Extract each line where the string "JSON" shows up.

==== Extracted material

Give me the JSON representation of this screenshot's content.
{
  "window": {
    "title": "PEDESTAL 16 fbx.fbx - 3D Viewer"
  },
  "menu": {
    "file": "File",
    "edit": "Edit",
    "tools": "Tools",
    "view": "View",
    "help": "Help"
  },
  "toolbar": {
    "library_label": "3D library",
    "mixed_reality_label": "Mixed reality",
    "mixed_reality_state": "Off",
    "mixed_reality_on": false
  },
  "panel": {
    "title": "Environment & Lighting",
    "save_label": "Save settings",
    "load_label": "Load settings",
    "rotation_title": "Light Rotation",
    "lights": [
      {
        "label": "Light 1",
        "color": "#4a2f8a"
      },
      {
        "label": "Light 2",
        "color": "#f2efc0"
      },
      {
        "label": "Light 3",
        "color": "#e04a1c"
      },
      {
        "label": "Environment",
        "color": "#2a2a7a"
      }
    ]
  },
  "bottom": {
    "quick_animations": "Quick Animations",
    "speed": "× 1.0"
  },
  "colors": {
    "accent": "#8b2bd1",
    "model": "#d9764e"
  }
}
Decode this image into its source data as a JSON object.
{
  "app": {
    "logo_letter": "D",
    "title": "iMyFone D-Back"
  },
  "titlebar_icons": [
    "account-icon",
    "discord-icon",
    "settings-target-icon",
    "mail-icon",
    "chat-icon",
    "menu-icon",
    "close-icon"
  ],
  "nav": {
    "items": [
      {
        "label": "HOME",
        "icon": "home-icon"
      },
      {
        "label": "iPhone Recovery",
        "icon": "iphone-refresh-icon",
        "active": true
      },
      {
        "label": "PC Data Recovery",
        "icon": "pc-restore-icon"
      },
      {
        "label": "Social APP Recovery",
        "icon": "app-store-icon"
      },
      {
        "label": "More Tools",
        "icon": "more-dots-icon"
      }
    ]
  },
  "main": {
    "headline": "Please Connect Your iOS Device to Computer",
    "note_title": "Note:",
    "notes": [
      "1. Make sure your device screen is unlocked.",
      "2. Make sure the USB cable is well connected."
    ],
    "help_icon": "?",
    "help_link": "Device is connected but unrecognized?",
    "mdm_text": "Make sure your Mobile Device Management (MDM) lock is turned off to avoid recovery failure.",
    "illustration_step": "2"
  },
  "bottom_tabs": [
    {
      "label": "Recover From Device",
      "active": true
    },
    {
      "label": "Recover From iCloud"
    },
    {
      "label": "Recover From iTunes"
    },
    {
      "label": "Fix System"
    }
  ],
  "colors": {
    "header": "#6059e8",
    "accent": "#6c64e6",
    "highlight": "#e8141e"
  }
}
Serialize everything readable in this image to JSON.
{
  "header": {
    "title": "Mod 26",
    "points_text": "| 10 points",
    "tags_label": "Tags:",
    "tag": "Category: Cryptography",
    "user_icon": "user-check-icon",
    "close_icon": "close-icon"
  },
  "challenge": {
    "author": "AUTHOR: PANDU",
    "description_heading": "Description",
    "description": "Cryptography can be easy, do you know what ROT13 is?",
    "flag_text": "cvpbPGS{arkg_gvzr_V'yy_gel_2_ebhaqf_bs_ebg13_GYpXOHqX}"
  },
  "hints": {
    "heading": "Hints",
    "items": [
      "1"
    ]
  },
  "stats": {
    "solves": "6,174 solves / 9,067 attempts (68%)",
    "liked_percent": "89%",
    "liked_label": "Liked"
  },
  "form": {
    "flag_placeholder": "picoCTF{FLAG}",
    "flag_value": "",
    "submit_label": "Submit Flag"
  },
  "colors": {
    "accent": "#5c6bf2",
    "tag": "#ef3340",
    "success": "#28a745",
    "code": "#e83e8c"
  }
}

========

### Answer to the exercise
Give me the JSON representation of this screenshot's content.
Decode this image into its source data as a JSON object.
Serialize everything readable in this image to JSON.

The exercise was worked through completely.